=== DATA ROWS ===
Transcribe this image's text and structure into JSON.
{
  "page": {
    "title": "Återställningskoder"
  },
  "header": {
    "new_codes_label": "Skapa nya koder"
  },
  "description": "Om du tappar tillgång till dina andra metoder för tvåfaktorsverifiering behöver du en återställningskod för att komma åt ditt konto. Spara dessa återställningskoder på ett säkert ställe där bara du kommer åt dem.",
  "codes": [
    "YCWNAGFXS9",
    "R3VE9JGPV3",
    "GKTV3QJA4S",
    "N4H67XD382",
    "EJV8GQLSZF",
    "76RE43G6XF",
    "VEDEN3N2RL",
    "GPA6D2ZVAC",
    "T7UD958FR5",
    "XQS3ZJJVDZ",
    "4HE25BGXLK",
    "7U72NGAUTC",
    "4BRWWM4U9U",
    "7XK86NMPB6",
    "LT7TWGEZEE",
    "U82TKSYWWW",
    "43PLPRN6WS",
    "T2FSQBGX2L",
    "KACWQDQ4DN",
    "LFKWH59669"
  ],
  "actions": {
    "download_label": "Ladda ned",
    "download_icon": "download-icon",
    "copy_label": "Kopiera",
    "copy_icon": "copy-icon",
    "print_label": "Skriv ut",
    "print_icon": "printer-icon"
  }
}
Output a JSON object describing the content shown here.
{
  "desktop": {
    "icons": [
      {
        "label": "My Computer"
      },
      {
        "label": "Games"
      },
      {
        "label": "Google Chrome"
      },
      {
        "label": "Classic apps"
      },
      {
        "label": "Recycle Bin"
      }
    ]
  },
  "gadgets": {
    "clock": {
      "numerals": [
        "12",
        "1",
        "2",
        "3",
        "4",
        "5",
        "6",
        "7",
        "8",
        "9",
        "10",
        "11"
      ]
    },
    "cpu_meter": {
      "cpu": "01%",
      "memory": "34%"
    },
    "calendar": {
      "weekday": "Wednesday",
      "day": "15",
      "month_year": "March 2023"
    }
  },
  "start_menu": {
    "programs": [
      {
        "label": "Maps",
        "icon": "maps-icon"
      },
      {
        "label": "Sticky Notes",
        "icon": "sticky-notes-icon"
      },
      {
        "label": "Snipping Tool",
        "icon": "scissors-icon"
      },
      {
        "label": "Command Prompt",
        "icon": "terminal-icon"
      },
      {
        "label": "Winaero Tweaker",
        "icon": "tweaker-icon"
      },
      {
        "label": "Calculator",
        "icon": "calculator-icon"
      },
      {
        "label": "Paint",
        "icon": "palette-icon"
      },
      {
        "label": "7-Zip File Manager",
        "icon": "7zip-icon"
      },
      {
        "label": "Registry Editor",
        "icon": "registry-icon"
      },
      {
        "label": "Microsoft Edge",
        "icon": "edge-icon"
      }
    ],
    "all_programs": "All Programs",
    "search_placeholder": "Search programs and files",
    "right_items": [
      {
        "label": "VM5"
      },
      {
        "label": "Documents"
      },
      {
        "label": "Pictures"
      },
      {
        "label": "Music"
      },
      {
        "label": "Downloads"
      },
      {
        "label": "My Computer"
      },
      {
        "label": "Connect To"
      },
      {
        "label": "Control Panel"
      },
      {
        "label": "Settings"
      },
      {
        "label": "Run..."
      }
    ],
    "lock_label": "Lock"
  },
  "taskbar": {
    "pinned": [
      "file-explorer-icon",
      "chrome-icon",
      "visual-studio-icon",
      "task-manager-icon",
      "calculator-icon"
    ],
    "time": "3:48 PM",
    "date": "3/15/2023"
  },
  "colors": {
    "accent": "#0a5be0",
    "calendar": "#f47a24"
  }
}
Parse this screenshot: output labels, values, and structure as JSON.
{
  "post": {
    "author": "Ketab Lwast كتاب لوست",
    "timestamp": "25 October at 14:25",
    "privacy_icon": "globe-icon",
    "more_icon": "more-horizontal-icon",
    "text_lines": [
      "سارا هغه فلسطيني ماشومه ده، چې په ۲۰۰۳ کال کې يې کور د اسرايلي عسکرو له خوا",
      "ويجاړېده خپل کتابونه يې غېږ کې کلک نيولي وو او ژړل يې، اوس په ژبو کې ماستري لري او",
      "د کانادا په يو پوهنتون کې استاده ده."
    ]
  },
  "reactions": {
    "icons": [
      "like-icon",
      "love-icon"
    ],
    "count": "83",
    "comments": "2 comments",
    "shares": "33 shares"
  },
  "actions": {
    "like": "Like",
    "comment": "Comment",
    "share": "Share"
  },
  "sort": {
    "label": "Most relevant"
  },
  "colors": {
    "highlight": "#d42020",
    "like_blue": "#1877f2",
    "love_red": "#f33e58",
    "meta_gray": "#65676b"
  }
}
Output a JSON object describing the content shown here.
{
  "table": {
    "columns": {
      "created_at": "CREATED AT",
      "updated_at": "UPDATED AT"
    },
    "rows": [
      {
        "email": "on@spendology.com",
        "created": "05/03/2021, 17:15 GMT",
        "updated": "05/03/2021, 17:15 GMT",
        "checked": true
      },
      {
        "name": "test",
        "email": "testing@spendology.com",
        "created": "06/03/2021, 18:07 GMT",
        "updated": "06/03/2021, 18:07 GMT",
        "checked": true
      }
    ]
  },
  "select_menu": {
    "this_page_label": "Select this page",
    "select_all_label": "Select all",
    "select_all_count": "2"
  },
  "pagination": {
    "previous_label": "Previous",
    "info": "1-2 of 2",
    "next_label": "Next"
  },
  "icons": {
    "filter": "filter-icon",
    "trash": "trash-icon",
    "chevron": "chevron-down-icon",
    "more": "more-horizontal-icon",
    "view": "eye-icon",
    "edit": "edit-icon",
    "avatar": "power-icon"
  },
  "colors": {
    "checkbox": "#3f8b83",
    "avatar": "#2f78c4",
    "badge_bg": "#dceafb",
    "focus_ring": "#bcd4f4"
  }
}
===
Output all of the data above without any alteration.

Transcribe this image's text and structure into JSON.
{
  "page": {
    "title": "Återställningskoder"
  },
  "header": {
    "new_codes_label": "Skapa nya koder"
  },
  "description": "Om du tappar tillgång till dina andra metoder för tvåfaktorsverifiering behöver du en återställningskod för att komma åt ditt konto. Spara dessa återställningskoder på ett säkert ställe där bara du kommer åt dem.",
  "codes": [
    "YCWNAGFXS9",
    "R3VE9JGPV3",
    "GKTV3QJA4S",
    "N4H67XD382",
    "EJV8GQLSZF",
    "76RE43G6XF",
    "VEDEN3N2RL",
    "GPA6D2ZVAC",
    "T7UD958FR5",
    "XQS3ZJJVDZ",
    "4HE25BGXLK",
    "7U72NGAUTC",
    "4BRWWM4U9U",
    "7XK86NMPB6",
    "LT7TWGEZEE",
    "U82TKSYWWW",
    "43PLPRN6WS",
    "T2FSQBGX2L",
    "KACWQDQ4DN",
    "LFKWH59669"
  ],
  "actions": {
    "download_label": "Ladda ned",
    "download_icon": "download-icon",
    "copy_label": "Kopiera",
    "copy_icon": "copy-icon",
    "print_label": "Skriv ut",
    "print_icon": "printer-icon"
  }
}
Output a JSON object describing the content shown here.
{
  "desktop": {
    "icons": [
      {
        "label": "My Computer"
      },
      {
        "label": "Games"
      },
      {
        "label": "Google Chrome"
      },
      {
        "label": "Classic apps"
      },
      {
        "label": "Recycle Bin"
      }
    ]
  },
  "gadgets": {
    "clock": {
      "numerals": [
        "12",
        "1",
        "2",
        "3",
        "4",
        "5",
        "6",
        "7",
        "8",
        "9",
        "10",
        "11"
      ]
    },
    "cpu_meter": {
      "cpu": "01%",
      "memory": "34%"
    },
    "calendar": {
      "weekday": "Wednesday",
      "day": "15",
      "month_year": "March 2023"
    }
  },
  "start_menu": {
    "programs": [
      {
        "label": "Maps",
        "icon": "maps-icon"
      },
      {
        "label": "Sticky Notes",
        "icon": "sticky-notes-icon"
      },
      {
        "label": "Snipping Tool",
        "icon": "scissors-icon"
      },
      {
        "label": "Command Prompt",
        "icon": "terminal-icon"
      },
      {
        "label": "Winaero Tweaker",
        "icon": "tweaker-icon"
      },
      {
        "label": "Calculator",
        "icon": "calculator-icon"
      },
      {
        "label": "Paint",
        "icon": "palette-icon"
      },
      {
        "label": "7-Zip File Manager",
        "icon": "7zip-icon"
      },
      {
        "label": "Registry Editor",
        "icon": "registry-icon"
      },
      {
        "label": "Microsoft Edge",
        "icon": "edge-icon"
      }
    ],
    "all_programs": "All Programs",
    "search_placeholder": "Search programs and files",
    "right_items": [
      {
        "label": "VM5"
      },
      {
        "label": "Documents"
      },
      {
        "label": "Pictures"
      },
      {
        "label": "Music"
      },
      {
        "label": "Downloads"
      },
      {
        "label": "My Computer"
      },
      {
        "label": "Connect To"
      },
      {
        "label": "Control Panel"
      },
      {
        "label": "Settings"
      },
      {
        "label": "Run..."
      }
    ],
    "lock_label": "Lock"
  },
  "taskbar": {
    "pinned": [
      "file-explorer-icon",
      "chrome-icon",
      "visual-studio-icon",
      "task-manager-icon",
      "calculator-icon"
    ],
    "time": "3:48 PM",
    "date": "3/15/2023"
  },
  "colors": {
    "accent": "#0a5be0",
    "calendar": "#f47a24"
  }
}
Parse this screenshot: output labels, values, and structure as JSON.
{
  "post": {
    "author": "Ketab Lwast كتاب لوست",
    "timestamp": "25 October at 14:25",
    "privacy_icon": "globe-icon",
    "more_icon": "more-horizontal-icon",
    "text_lines": [
      "سارا هغه فلسطيني ماشومه ده، چې په ۲۰۰۳ کال کې يې کور د اسرايلي عسکرو له خوا",
      "ويجاړېده خپل کتابونه يې غېږ کې کلک نيولي وو او ژړل يې، اوس په ژبو کې ماستري لري او",
      "د کانادا په يو پوهنتون کې استاده ده."
    ]
  },
  "reactions": {
    "icons": [
      "like-icon",
      "love-icon"
    ],
    "count": "83",
    "comments": "2 comments",
    "shares": "33 shares"
  },
  "actions": {
    "like": "Like",
    "comment": "Comment",
    "share": "Share"
  },
  "sort": {
    "label": "Most relevant"
  },
  "colors": {
    "highlight": "#d42020",
    "like_blue": "#1877f2",
    "love_red": "#f33e58",
    "meta_gray": "#65676b"
  }
}
Output a JSON object describing the content shown here.
{
  "table": {
    "columns": {
      "created_at": "CREATED AT",
      "updated_at": "UPDATED AT"
    },
    "rows": [
      {
        "email": "on@spendology.com",
        "created": "05/03/2021, 17:15 GMT",
        "updated": "05/03/2021, 17:15 GMT",
        "checked": true
      },
      {
        "name": "test",
        "email": "testing@spendology.com",
        "created": "06/03/2021, 18:07 GMT",
        "updated": "06/03/2021, 18:07 GMT",
        "checked": true
      }
    ]
  },
  "select_menu": {
    "this_page_label": "Select this page",
    "select_all_label": "Select all",
    "select_all_count": "2"
  },
  "pagination": {
    "previous_label": "Previous",
    "info": "1-2 of 2",
    "next_label": "Next"
  },
  "icons": {
    "filter": "filter-icon",
    "trash": "trash-icon",
    "chevron": "chevron-down-icon",
    "more": "more-horizontal-icon",
    "view": "eye-icon",
    "edit": "edit-icon",
    "avatar": "power-icon"
  },
  "colors": {
    "checkbox": "#3f8b83",
    "avatar": "#2f78c4",
    "badge_bg": "#dceafb",
    "focus_ring": "#bcd4f4"
  }
}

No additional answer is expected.